**Extracted material**
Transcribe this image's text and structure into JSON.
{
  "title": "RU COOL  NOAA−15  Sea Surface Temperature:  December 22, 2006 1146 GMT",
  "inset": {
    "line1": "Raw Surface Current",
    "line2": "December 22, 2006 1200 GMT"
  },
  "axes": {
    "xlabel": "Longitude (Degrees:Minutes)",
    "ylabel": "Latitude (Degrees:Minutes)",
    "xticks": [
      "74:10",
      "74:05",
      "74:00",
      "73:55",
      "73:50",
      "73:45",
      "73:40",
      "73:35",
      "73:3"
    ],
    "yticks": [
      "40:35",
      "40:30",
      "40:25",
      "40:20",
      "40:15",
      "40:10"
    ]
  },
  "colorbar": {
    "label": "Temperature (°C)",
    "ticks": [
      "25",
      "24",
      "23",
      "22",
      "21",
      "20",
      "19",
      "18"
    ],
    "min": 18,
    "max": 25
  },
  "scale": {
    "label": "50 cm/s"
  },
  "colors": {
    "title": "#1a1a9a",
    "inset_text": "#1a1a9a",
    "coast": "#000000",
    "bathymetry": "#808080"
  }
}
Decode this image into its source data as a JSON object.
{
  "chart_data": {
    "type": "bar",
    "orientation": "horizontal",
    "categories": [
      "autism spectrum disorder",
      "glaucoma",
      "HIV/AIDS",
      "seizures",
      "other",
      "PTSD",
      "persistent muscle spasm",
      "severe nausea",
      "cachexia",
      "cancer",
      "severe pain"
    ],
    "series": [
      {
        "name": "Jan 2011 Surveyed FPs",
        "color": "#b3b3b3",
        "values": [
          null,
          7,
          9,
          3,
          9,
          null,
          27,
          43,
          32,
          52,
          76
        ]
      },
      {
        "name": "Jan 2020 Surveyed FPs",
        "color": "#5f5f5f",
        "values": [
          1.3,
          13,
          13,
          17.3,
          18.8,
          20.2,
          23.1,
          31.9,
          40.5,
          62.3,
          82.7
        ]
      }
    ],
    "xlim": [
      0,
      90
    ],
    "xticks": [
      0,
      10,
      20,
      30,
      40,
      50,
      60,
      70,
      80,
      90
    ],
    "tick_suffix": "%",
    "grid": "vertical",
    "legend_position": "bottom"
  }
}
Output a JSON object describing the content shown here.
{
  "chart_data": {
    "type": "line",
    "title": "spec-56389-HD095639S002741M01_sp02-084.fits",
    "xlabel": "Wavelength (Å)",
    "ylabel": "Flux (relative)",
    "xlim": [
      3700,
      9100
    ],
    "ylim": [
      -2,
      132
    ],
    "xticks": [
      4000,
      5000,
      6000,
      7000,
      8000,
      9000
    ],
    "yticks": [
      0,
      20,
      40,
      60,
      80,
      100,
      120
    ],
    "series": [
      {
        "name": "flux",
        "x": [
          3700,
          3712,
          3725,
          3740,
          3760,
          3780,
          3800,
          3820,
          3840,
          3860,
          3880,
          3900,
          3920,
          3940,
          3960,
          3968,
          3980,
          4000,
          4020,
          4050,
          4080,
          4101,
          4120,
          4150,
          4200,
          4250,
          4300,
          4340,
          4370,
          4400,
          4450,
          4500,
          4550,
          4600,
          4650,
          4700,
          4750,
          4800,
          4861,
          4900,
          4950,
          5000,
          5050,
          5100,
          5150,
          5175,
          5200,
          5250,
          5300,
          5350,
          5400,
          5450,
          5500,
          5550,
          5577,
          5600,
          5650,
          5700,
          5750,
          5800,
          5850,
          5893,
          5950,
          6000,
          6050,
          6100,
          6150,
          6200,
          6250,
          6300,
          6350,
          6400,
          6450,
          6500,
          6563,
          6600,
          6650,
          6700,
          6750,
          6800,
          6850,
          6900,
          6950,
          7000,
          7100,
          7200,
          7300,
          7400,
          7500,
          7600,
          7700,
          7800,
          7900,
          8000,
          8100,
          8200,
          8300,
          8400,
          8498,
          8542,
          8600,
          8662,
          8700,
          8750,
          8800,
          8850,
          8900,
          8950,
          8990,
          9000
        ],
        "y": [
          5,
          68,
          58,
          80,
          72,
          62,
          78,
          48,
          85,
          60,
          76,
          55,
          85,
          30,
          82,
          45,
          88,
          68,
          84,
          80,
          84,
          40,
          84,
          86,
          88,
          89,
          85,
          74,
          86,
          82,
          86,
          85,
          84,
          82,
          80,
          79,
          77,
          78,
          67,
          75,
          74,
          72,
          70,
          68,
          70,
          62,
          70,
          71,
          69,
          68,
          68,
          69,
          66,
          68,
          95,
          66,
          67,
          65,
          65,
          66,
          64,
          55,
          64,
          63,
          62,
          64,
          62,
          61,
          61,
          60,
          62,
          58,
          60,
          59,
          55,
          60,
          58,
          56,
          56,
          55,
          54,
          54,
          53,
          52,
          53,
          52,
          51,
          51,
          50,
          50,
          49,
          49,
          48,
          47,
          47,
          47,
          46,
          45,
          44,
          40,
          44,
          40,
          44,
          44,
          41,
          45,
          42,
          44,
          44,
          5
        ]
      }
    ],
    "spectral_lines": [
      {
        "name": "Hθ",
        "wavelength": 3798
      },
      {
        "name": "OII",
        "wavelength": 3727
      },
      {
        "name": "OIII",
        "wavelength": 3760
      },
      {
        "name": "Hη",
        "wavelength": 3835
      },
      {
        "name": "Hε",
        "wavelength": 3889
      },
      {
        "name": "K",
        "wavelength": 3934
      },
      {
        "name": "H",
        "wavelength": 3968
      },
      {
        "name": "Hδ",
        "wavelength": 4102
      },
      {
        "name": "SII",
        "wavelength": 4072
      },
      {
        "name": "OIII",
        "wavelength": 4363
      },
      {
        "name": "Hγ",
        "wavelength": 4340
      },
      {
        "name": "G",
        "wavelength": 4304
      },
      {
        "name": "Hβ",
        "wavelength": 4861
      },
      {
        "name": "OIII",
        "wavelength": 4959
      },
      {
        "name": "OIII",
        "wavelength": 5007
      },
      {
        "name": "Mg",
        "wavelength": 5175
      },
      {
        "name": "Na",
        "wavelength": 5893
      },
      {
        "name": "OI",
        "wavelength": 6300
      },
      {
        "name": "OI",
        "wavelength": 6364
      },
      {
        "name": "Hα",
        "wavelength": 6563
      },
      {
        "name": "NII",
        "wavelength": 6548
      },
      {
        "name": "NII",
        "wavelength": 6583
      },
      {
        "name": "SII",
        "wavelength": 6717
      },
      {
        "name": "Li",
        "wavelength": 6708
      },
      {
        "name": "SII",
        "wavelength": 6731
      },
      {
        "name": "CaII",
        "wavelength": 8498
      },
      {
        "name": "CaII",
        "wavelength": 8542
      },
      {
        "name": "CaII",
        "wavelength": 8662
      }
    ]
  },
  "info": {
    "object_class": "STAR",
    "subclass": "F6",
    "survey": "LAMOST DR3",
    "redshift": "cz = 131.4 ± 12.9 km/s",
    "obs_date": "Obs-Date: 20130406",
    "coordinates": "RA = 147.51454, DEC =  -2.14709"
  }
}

**The task**
Looking at the data above, show all lines where the word "image" occurs.

**Final result**
Transcribe this image's text and structure into JSON.
Decode this image into its source data as a JSON object.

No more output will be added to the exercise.